Given problem: Scan the data below. Pull out each line where "TRANSPORT" occurs.

Supplied data:
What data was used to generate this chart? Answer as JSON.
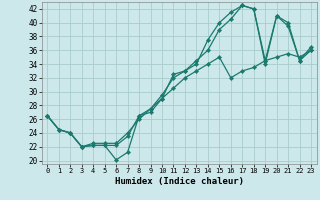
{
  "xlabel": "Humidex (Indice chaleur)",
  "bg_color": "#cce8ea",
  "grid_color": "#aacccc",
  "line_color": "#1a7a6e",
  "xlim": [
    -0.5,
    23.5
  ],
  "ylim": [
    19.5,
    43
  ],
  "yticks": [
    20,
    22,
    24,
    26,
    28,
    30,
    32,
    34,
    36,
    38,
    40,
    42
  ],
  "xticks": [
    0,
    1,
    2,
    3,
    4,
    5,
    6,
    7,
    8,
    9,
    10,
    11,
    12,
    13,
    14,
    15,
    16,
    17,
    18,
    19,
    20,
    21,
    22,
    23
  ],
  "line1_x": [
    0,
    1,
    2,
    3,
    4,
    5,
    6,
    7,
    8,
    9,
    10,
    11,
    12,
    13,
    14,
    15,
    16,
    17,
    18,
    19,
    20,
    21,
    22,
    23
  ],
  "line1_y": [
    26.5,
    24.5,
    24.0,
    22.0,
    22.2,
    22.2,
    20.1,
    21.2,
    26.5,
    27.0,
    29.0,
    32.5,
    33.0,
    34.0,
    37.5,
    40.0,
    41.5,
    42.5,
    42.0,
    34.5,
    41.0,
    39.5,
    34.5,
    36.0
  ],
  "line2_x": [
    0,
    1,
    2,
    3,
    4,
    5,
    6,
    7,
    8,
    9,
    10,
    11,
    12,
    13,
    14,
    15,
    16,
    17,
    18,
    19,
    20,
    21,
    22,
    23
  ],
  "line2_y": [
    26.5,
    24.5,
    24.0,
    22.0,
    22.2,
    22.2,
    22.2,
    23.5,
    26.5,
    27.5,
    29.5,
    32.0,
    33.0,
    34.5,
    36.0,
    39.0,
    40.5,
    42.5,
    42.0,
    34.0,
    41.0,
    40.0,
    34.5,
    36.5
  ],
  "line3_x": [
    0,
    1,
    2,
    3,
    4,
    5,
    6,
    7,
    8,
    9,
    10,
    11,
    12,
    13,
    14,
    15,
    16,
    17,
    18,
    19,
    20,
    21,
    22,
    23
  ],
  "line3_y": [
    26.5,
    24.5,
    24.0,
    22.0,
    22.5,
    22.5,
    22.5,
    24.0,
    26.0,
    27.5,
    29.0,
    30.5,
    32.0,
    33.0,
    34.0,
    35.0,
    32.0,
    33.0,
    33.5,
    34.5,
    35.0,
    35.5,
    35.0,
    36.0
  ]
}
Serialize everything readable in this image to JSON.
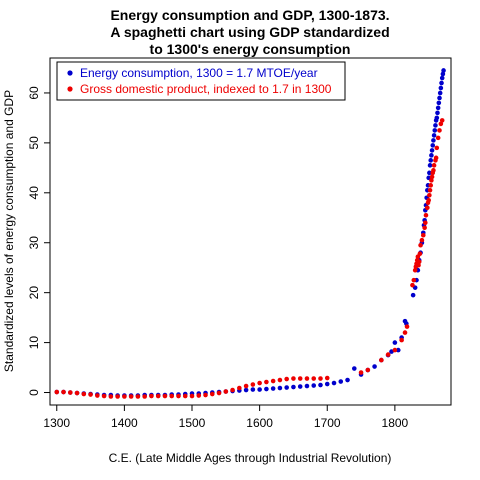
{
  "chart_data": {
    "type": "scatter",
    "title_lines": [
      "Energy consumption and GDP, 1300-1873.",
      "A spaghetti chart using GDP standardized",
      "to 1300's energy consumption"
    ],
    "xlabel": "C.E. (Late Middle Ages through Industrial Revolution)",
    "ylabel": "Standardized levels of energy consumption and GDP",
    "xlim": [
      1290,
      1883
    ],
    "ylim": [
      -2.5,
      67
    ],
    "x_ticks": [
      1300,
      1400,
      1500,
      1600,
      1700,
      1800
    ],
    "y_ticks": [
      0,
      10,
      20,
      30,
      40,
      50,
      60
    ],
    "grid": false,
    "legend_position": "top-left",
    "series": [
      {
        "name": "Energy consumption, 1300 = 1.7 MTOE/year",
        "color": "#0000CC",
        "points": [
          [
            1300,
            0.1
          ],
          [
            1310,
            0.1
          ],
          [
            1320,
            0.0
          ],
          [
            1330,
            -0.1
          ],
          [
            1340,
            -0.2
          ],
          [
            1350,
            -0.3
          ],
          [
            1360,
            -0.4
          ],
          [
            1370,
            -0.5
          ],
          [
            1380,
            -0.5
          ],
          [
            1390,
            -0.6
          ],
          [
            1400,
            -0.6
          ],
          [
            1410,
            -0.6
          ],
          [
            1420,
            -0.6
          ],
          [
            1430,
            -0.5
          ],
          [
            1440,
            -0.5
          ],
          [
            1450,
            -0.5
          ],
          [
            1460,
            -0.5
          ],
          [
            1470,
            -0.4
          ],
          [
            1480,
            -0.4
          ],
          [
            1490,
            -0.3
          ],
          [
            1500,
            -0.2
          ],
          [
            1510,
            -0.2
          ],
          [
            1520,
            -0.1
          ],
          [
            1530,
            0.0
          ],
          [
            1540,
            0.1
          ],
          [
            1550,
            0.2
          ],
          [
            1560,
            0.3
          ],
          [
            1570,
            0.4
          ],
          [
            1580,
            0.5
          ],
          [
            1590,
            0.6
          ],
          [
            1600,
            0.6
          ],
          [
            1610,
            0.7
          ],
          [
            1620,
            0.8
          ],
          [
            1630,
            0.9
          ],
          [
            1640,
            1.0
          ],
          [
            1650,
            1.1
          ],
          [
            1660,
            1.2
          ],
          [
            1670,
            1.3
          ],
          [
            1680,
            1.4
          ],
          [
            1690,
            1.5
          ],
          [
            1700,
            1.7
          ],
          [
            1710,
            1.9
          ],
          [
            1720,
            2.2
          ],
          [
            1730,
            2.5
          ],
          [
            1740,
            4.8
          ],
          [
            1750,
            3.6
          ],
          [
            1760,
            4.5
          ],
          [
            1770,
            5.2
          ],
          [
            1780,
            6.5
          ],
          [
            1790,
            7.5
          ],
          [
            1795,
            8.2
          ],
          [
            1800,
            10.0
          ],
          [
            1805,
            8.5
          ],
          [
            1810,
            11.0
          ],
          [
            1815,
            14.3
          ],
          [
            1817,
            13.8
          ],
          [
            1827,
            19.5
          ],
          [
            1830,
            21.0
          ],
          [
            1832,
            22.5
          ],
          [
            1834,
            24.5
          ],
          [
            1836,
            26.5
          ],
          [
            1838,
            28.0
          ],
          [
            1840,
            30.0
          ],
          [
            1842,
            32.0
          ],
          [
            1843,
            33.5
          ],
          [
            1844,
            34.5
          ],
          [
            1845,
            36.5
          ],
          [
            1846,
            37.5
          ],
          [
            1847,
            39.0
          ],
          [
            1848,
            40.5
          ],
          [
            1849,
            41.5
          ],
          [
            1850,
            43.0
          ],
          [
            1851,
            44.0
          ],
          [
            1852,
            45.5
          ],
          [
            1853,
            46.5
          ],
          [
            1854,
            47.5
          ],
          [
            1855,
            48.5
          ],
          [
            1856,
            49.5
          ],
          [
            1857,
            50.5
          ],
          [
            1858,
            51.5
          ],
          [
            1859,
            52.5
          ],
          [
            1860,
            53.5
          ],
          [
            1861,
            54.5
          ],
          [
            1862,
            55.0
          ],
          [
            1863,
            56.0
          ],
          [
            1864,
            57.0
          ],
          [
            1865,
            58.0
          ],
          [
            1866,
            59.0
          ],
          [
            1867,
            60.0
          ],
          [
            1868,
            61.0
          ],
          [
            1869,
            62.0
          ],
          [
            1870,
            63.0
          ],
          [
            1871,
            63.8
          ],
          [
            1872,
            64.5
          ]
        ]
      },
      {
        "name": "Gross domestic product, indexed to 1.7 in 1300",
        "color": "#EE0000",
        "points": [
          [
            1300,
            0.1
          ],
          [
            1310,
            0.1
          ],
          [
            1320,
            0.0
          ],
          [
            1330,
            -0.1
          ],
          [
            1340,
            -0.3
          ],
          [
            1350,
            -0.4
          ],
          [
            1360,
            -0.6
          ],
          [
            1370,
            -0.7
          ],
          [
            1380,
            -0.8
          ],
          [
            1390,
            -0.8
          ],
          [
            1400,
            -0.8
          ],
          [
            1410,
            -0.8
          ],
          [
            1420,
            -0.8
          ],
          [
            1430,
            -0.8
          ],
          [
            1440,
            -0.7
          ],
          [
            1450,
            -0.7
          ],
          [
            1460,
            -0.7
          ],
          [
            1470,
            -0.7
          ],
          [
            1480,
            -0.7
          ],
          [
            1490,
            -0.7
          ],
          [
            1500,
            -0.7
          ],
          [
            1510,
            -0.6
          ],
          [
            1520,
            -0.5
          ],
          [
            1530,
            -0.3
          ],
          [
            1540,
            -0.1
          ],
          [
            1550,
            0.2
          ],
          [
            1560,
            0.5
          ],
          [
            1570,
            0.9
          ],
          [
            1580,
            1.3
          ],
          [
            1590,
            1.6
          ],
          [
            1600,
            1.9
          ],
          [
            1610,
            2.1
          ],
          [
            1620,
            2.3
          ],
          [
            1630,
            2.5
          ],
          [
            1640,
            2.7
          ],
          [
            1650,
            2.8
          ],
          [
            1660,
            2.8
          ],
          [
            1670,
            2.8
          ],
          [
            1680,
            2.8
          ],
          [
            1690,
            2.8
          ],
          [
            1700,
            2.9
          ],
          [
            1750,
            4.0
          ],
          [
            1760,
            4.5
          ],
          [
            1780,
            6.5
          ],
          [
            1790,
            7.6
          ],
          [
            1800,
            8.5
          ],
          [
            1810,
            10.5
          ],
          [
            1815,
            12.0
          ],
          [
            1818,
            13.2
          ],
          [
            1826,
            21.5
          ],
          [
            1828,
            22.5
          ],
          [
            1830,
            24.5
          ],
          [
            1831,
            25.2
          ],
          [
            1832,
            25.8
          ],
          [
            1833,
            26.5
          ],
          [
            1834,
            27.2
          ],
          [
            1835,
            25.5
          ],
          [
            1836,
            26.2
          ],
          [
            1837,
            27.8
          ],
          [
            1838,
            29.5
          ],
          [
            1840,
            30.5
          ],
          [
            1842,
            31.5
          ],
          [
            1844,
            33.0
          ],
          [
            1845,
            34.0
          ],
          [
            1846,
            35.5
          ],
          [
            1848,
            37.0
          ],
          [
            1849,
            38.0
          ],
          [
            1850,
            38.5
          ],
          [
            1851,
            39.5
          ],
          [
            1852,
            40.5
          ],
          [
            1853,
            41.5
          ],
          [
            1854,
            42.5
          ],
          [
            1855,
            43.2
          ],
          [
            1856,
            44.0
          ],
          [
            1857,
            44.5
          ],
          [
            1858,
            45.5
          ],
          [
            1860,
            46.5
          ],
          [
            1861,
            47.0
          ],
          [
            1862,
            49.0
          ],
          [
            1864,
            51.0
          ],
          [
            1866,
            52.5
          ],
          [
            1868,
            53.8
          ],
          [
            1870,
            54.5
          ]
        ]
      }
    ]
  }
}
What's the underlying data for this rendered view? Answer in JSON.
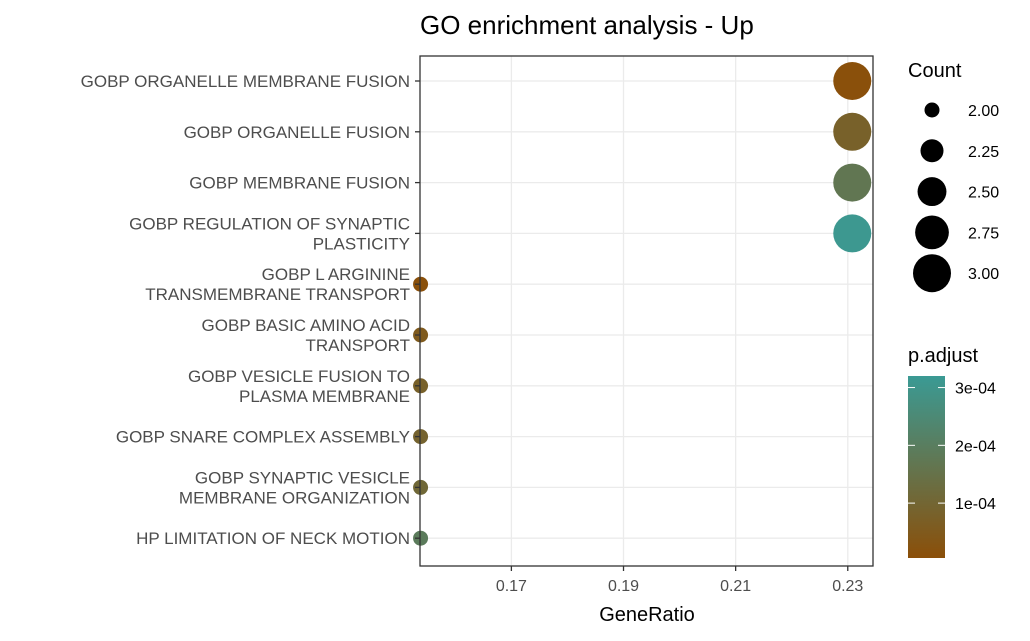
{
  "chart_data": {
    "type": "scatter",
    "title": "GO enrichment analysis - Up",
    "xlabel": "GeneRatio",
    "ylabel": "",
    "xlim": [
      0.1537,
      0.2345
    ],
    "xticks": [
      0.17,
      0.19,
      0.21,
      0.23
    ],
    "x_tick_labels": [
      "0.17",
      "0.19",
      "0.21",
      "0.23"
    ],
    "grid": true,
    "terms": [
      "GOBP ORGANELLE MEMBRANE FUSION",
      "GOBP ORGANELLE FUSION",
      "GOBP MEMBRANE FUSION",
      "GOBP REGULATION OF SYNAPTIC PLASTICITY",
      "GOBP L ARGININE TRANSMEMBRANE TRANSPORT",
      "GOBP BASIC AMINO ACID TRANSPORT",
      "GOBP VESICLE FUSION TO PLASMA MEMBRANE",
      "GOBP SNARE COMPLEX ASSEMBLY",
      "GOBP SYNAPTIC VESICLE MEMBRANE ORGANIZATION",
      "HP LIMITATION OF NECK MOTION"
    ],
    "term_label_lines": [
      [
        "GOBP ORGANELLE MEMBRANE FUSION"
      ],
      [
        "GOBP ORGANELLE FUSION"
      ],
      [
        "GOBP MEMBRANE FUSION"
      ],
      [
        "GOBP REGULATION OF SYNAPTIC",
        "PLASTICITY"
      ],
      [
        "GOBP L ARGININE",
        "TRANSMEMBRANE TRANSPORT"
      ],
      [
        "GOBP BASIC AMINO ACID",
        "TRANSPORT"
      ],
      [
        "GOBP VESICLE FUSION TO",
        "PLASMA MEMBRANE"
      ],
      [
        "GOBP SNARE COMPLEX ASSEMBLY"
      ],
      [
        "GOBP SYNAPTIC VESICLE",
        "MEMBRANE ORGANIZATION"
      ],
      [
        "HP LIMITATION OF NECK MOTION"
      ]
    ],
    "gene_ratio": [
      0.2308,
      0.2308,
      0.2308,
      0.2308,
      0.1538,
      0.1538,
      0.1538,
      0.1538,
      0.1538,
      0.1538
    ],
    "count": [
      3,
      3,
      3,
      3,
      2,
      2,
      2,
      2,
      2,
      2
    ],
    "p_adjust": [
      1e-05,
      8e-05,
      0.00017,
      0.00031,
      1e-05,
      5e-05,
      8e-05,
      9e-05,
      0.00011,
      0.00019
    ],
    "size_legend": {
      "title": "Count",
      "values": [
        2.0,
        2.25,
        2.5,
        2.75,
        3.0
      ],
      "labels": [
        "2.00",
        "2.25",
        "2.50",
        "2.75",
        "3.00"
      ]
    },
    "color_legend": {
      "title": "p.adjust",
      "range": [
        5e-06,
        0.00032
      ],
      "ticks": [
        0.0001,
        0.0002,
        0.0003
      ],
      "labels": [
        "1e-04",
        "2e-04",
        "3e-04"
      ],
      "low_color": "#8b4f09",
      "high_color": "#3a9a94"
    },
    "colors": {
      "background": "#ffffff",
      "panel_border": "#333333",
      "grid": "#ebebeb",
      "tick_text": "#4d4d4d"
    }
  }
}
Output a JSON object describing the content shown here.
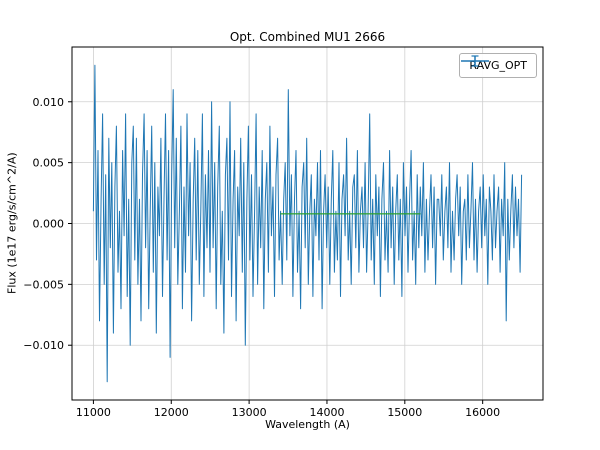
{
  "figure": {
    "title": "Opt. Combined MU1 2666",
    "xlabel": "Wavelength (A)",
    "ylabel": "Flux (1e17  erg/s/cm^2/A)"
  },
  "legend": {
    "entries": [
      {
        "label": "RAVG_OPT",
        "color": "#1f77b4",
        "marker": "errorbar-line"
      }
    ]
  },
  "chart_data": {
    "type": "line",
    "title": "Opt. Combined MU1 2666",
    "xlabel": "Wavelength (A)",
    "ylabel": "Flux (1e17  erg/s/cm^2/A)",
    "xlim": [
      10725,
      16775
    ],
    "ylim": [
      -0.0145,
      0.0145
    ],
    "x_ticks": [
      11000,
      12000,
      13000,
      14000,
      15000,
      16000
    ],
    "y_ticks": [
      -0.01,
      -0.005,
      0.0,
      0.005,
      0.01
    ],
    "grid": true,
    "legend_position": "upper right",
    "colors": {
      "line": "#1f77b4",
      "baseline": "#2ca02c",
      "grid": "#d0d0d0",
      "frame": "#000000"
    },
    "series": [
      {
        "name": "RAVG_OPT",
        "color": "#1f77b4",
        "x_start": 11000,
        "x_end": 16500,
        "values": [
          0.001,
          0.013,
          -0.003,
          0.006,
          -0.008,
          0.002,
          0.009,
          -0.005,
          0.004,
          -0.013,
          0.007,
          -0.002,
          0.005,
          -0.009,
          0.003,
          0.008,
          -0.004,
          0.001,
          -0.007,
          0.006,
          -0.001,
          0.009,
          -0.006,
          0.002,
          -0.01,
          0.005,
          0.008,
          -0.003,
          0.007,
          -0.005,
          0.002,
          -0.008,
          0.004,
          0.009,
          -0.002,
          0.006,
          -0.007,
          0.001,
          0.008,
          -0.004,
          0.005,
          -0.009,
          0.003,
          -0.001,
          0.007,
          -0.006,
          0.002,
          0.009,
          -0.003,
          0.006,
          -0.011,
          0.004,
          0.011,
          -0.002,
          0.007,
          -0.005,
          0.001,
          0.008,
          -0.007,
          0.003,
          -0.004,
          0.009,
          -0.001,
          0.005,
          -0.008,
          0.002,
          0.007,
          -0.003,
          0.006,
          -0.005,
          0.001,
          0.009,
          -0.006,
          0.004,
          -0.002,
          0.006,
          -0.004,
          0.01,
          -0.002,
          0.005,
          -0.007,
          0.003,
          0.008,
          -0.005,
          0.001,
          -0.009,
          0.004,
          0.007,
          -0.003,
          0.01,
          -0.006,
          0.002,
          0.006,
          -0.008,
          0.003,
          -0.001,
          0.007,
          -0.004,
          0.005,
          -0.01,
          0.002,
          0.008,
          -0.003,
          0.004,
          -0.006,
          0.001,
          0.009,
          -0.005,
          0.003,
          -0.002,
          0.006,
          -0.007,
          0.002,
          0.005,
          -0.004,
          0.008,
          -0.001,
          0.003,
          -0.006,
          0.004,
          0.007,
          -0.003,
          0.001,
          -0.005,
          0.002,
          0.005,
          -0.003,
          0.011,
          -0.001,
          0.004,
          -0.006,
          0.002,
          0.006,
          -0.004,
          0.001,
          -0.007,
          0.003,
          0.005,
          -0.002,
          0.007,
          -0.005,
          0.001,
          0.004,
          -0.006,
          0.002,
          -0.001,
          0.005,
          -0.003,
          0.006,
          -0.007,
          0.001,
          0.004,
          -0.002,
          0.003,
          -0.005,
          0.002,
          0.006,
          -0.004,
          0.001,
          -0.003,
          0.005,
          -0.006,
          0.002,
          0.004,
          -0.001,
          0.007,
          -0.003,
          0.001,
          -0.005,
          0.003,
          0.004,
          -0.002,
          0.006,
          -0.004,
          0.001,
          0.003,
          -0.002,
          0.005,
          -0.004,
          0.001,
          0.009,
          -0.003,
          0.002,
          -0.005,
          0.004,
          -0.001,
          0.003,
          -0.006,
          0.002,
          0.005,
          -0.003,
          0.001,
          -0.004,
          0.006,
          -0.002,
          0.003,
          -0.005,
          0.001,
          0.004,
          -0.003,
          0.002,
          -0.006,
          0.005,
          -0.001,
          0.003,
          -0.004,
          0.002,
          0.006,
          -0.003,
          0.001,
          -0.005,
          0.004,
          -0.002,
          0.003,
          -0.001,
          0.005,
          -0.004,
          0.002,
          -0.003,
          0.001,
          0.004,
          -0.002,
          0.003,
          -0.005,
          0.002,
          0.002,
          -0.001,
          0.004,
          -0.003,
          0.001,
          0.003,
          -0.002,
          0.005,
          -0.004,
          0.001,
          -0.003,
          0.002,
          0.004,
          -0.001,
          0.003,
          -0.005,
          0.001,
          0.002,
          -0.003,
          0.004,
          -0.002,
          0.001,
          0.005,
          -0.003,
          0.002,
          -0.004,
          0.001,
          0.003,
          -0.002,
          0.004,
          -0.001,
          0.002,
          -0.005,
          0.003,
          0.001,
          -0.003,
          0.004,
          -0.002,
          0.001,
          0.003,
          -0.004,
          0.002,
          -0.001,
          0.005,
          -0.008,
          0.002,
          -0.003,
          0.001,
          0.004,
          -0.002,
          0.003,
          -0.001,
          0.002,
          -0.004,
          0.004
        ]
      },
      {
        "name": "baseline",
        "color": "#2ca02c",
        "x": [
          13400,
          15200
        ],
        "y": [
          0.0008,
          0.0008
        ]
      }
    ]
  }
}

Answer to this task:
      "GOBP L ARGININE TRANSMEMBRANE TRANSPORT",
      "GOBP BASIC AMINO ACID TRANSPORT",
        "TRANSMEMBRANE TRANSPORT"
        "TRANSPORT"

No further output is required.